● WHAT YOU HAVE TO DO: Copy everything from the start of the entries down to the line containing "UI element localization: list", with both ends included, and leave the pictures out of your answer.
## Start
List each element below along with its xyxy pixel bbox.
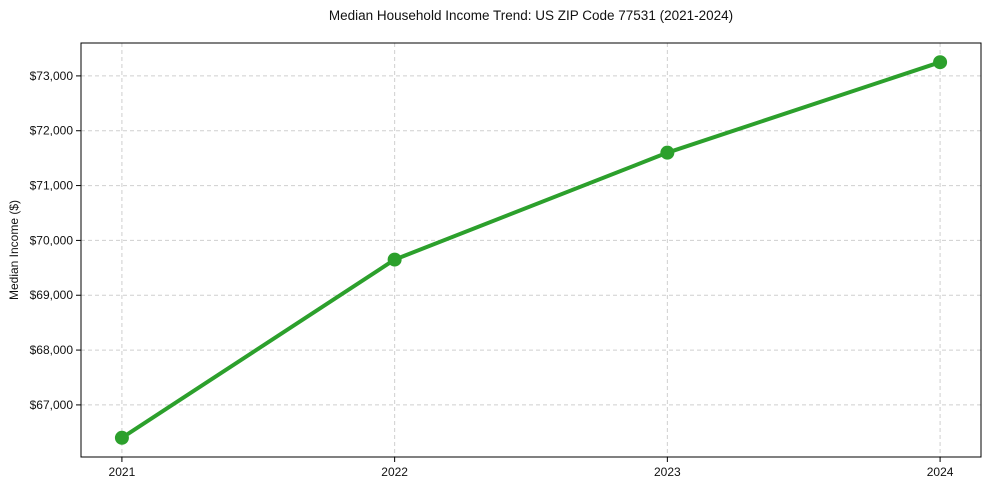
data-point-2023 [660, 145, 675, 160]
x-tick-label: 2021 [109, 465, 136, 479]
y-tick-label: $69,000 [30, 288, 74, 302]
chart-title: Median Household Income Trend: US ZIP Co… [328, 8, 734, 23]
data-point-2024 [933, 55, 948, 70]
data-point-2021 [114, 430, 129, 445]
x-tick-label: 2024 [927, 465, 954, 479]
y-tick-label: $73,000 [30, 69, 74, 83]
x-tick-label: 2022 [381, 465, 408, 479]
y-tick-label: $70,000 [30, 233, 74, 247]
y-tick-label: $67,000 [30, 398, 74, 412]
plot-border [80, 42, 982, 458]
x-tick-label: 2023 [654, 465, 681, 479]
y-tick-label: $72,000 [30, 124, 74, 138]
y-tick-label: $68,000 [30, 343, 74, 357]
y-tick-label: $71,000 [30, 179, 74, 193]
data-point-2022 [387, 252, 402, 267]
trend-line [119, 60, 943, 440]
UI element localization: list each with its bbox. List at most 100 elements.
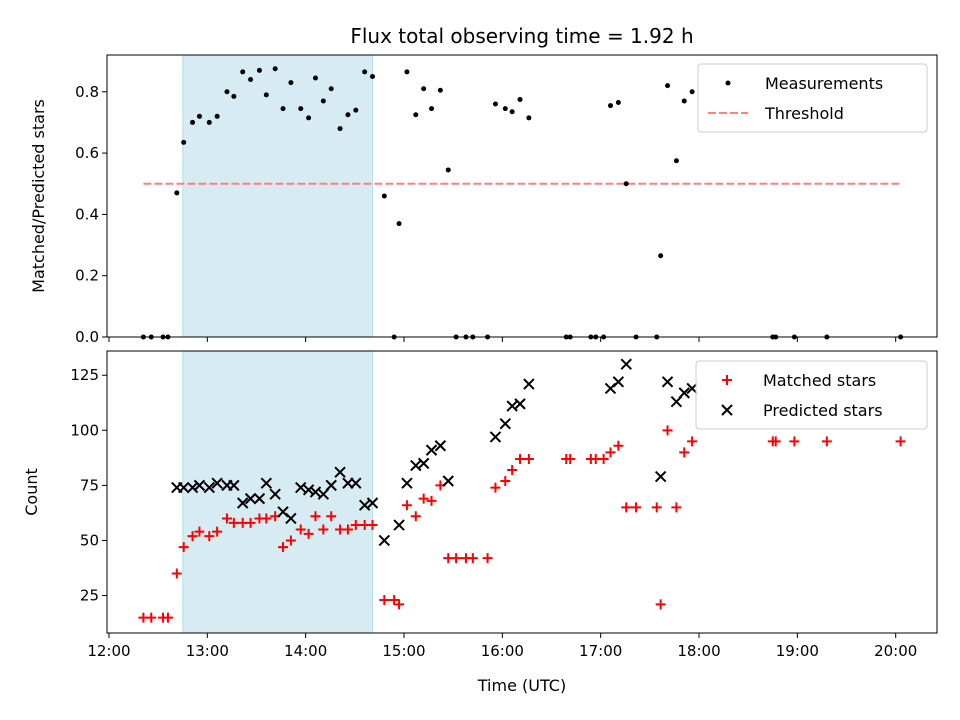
legend-predicted-swatch — [721, 404, 733, 416]
measurement-point — [224, 89, 230, 95]
measurement-point — [623, 181, 629, 187]
x-tick-label: 19:00 — [776, 642, 819, 660]
predicted-star-point — [253, 492, 266, 505]
matched-star-point — [221, 513, 232, 524]
predicted-star-point — [295, 481, 307, 494]
measurement-point — [174, 190, 180, 196]
matched-star-point — [418, 493, 429, 504]
y-tick-label: 75 — [80, 476, 99, 494]
predicted-star-point — [661, 376, 674, 388]
measurement-point — [665, 83, 671, 89]
measurement-point — [437, 87, 443, 93]
matched-star-point — [598, 453, 609, 464]
matched-star-point — [261, 513, 272, 524]
ratio-y-axis: 0.0 0.2 0.4 0.6 0.8 — [75, 83, 107, 346]
measurement-point — [673, 158, 679, 164]
matched-star-point — [194, 526, 205, 537]
matched-star-point — [631, 502, 642, 513]
count-y-axis: 25 50 75 100 125 — [70, 366, 107, 605]
ratio-panel: 0.00.20.40.60.8 Matched/Predicted stars … — [29, 54, 938, 346]
matched-star-point — [523, 453, 534, 464]
predicted-star-point — [177, 481, 190, 494]
matched-star-point — [671, 502, 682, 513]
measurement-point — [370, 73, 376, 79]
predicted-star-point — [244, 492, 257, 505]
legend-label-matched-stars: Matched stars — [763, 371, 876, 390]
matched-star-point — [389, 594, 400, 605]
measurement-point — [263, 92, 269, 98]
predicted-star-point — [434, 440, 447, 452]
count-series — [138, 358, 906, 623]
chart-title: Flux total observing time = 1.92 h — [350, 24, 693, 48]
matched-star-point — [146, 612, 157, 623]
y-tick-label: 25 — [80, 587, 99, 605]
predicted-star-point — [425, 444, 438, 456]
legend-box — [695, 360, 928, 430]
matched-star-point — [821, 436, 832, 447]
matched-star-point — [621, 502, 632, 513]
legend-matched-swatch — [722, 375, 732, 385]
matched-star-point — [687, 436, 698, 447]
matched-star-point — [679, 447, 690, 458]
measurement-point — [429, 106, 435, 112]
predicted-star-point — [334, 466, 346, 478]
predicted-star-point — [410, 459, 422, 472]
measurement-point — [502, 106, 508, 112]
ratio-legend: Measurements Threshold — [697, 63, 928, 133]
measurement-point — [615, 100, 621, 106]
legend-label-predicted-stars: Predicted stars — [763, 401, 883, 420]
y-tick-label: 0.6 — [75, 144, 99, 162]
measurement-point — [272, 66, 278, 72]
predicted-star-point — [378, 534, 391, 547]
y-tick-label: 50 — [80, 531, 99, 549]
count-y-axis-label: Count — [22, 468, 41, 516]
measurement-point — [492, 101, 498, 107]
matched-star-point — [171, 568, 182, 579]
measurement-point — [280, 106, 286, 112]
measurement-point — [381, 193, 387, 199]
x-tick-label: 12:00 — [87, 642, 130, 660]
measurement-point — [362, 69, 368, 75]
time-x-axis: 12:00 13:00 14:00 15:00 16:00 17:00 18:00 19:00… — [87, 633, 917, 660]
matched-star-point — [187, 531, 198, 542]
measurement-point — [608, 103, 614, 109]
measurement-point — [509, 109, 515, 115]
measurement-point — [214, 113, 220, 119]
predicted-star-point — [358, 499, 371, 511]
matched-star-point — [310, 511, 321, 522]
measurement-point — [288, 80, 294, 86]
y-tick-label: 0.4 — [75, 205, 99, 223]
predicted-star-point — [228, 479, 240, 492]
predicted-star-point — [678, 387, 690, 399]
predicted-star-point — [211, 477, 223, 489]
matched-star-point — [367, 520, 378, 531]
predicted-star-point — [620, 358, 632, 370]
matched-star-point — [178, 542, 189, 553]
matched-star-point — [410, 511, 421, 522]
predicted-star-point — [203, 481, 215, 494]
measurement-point — [404, 69, 410, 75]
predicted-star-point — [237, 497, 249, 509]
matched-star-point — [394, 599, 405, 610]
matched-star-point — [285, 535, 296, 546]
matched-star-point — [295, 524, 306, 535]
predicted-star-point — [499, 417, 511, 430]
measurement-point — [689, 89, 695, 95]
matched-star-point — [507, 464, 518, 475]
measurement-point — [196, 113, 202, 119]
measurement-point — [526, 115, 532, 121]
measurement-point — [298, 106, 304, 112]
matched-star-point — [500, 475, 511, 486]
count-axes-frame — [106, 350, 938, 634]
y-tick-label: 0.2 — [75, 267, 99, 285]
measurement-point — [396, 221, 402, 227]
predicted-star-point — [260, 477, 273, 489]
predicted-star-point — [285, 512, 297, 525]
predicted-star-point — [317, 488, 330, 500]
predicted-star-point — [302, 484, 315, 496]
ratio-x-axis — [108, 337, 897, 342]
matched-star-point — [350, 520, 361, 531]
ratio-y-axis-label: Matched/Predicted stars — [29, 99, 48, 293]
measurement-point — [190, 119, 196, 125]
measurement-point — [240, 69, 246, 75]
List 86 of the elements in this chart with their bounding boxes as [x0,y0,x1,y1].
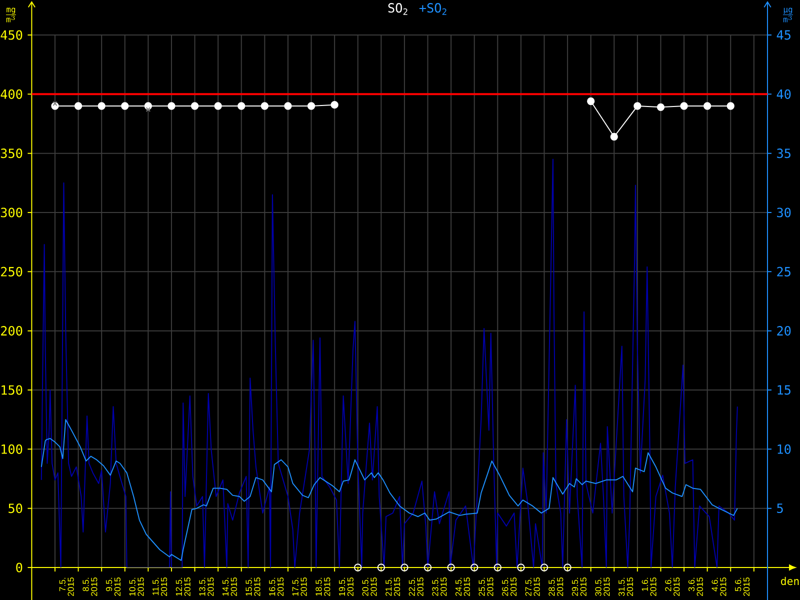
x-tick-label: 31.5. 2015 [618,577,634,596]
point [447,564,455,572]
point [634,102,642,110]
point [284,102,292,110]
x-tick-label: 13.5. 2015 [199,577,214,596]
y2-tick-label: 30 [777,208,791,218]
y-tick-label: 50 [8,504,22,514]
y2-tick-label: 45 [776,30,790,40]
point [470,564,478,572]
x-tick-label: 16.5. 2015 [269,577,284,596]
x-tick-label: 5.6. 2015 [735,577,750,596]
y2-axis-title: $\frac{\mathrm{µg}}{\mathrm{m}^{3}}$ [783,8,794,22]
y2-tick-label: 35 [777,148,790,158]
y-tick-label: 150 [2,385,22,395]
x-tick-label: 30.5. 2015 [595,577,610,596]
point [330,100,338,109]
point [121,102,129,110]
x-tick-label: 14.5. 2015 [222,577,237,596]
y2-tick-label: 10 [778,444,791,454]
y2-tick-label: 25 [777,266,790,276]
y2-tick-label: 15 [778,385,790,395]
point [587,97,595,106]
point [74,102,82,110]
point [400,564,408,572]
x-tick-label: 11.5. 2015 [152,577,168,596]
y2-tick-label: 20 [777,326,791,336]
x-tick-label: 24.5. 2015 [455,577,470,596]
y-tick-label: 450 [0,30,22,40]
point [494,564,502,572]
point [214,102,222,110]
point [424,564,432,572]
x-tick-label: 23.5. 2015 [432,577,447,596]
point [517,564,525,572]
x-tick-label: 21.5. 2015 [386,577,400,596]
x-tick-label: 27.5. 2015 [525,577,540,596]
point [307,102,316,110]
y-tick-label: 250 [1,266,22,276]
point [377,564,385,572]
line-series [40,158,738,568]
point [540,564,548,572]
point [168,102,176,110]
x-tick-label: 22.5. 2015 [408,577,424,596]
x-tick-label: 25.5. 2015 [478,577,494,596]
point [680,102,688,110]
x-tick-label: 19.5. 2015 [338,577,354,596]
x-axis-title: den [781,576,799,586]
y-tick-label: 100 [2,444,22,454]
x-tick-label: 3.6. 2015 [688,577,703,596]
point [98,102,106,110]
x-tick-label: 17.5. 2015 [292,577,307,596]
x-tick-label: 12.5. 2015 [176,577,190,596]
x-tick-label: 10.5. 2015 [129,577,144,596]
y-tick-label: 300 [0,208,22,218]
y-tick-label: 200 [1,326,22,336]
y-tick-label: 0 [16,562,22,572]
point [726,102,734,110]
x-tick-label: 20.5. 2015 [362,577,377,596]
x-tick-label: 26.5. 2015 [502,577,517,596]
point [564,564,572,572]
point [656,103,665,112]
text: +SO$_{2}$ [419,3,446,15]
point [610,132,618,141]
y2-tick-label: 40 [776,89,791,99]
x-tick-label: 2.6. 2015 [665,577,680,596]
line-series [40,419,738,561]
x-tick-label: 15.5. 2015 [246,577,260,596]
point [260,102,269,110]
y-tick-label: 400 [0,89,22,99]
x-tick-label: 4.6. 2015 [712,577,726,596]
x-tick-label: 28.5. 2015 [548,577,564,596]
point [52,101,58,106]
point [354,564,362,572]
x-tick-label: 9.5. 2015 [106,577,121,596]
x-tick-label: 8.5. 2015 [82,577,98,596]
y2-tick-label: 5 [777,504,783,514]
x-tick-label: 7.5. 2015 [59,577,74,596]
y-axis-title: $\frac{\mathrm{mg}}{\mathrm{m}^{3}}$ [6,8,16,22]
y-tick-label: 350 [0,148,22,158]
text: SO$_{2}$ [388,3,408,15]
x-tick-label: 1.6. 2015 [642,577,656,596]
point [703,102,712,110]
point [238,102,246,110]
point [190,102,199,110]
x-tick-label: 29.5. 2015 [572,577,586,596]
x-tick-label: 18.5. 2015 [316,577,330,596]
point [146,107,151,112]
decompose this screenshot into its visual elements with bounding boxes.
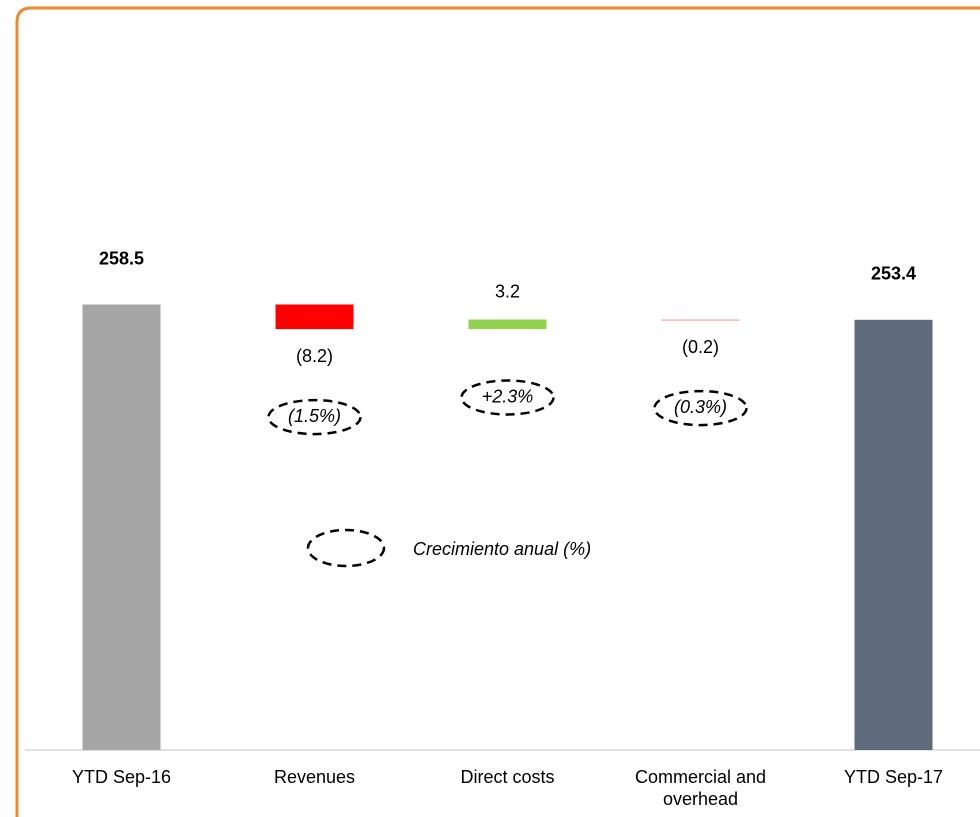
x-tick-label: YTD Sep-16 <box>71 767 172 787</box>
growth-label: +2.3% <box>482 386 534 406</box>
frame <box>15 6 980 817</box>
legend-symbol <box>306 528 386 568</box>
growth-label: (0.3%) <box>674 397 727 417</box>
value-label: 258.5 <box>99 248 144 268</box>
x-tick-label: Commercial and overhead <box>634 767 767 809</box>
growth-ellipse <box>653 389 748 427</box>
growth-label: (1.5%) <box>288 406 341 426</box>
bar <box>661 319 740 321</box>
value-label: (0.2) <box>682 337 719 357</box>
bar <box>275 304 354 330</box>
x-tick-label: YTD Sep-17 <box>843 767 944 787</box>
bar <box>468 319 547 330</box>
bar <box>82 304 161 750</box>
legend-label: Crecimiento anual (%) <box>413 539 591 559</box>
value-label: 253.4 <box>871 264 916 284</box>
growth-ellipse <box>267 398 362 436</box>
bar <box>854 319 933 750</box>
growth-ellipse <box>460 379 555 416</box>
value-label: 3.2 <box>495 281 520 301</box>
x-tick-label: Revenues <box>273 767 356 787</box>
x-tick-label: Direct costs <box>460 767 555 787</box>
value-label: (8.2) <box>296 346 333 366</box>
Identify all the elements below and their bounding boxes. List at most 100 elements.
## End
● TASK ANSWER:
List each element below along with its xyxy pixel bbox.
data-point-2023 [660, 145, 675, 160]
x-tick-label: 2021 [109, 465, 136, 479]
y-tick-label: $69,000 [30, 288, 74, 302]
chart-title: Median Household Income Trend: US ZIP Co… [328, 8, 734, 23]
data-point-2024 [933, 55, 948, 70]
data-point-2021 [114, 430, 129, 445]
x-tick-label: 2024 [927, 465, 954, 479]
y-tick-label: $73,000 [30, 69, 74, 83]
x-tick-label: 2022 [381, 465, 408, 479]
y-tick-label: $70,000 [30, 233, 74, 247]
y-tick-label: $67,000 [30, 398, 74, 412]
plot-border [80, 42, 982, 458]
x-tick-label: 2023 [654, 465, 681, 479]
y-tick-label: $72,000 [30, 124, 74, 138]
y-tick-label: $68,000 [30, 343, 74, 357]
y-tick-label: $71,000 [30, 179, 74, 193]
data-point-2022 [387, 252, 402, 267]
trend-line [119, 60, 943, 440]
UI element localization: list each with its bbox. List at most 100 elements.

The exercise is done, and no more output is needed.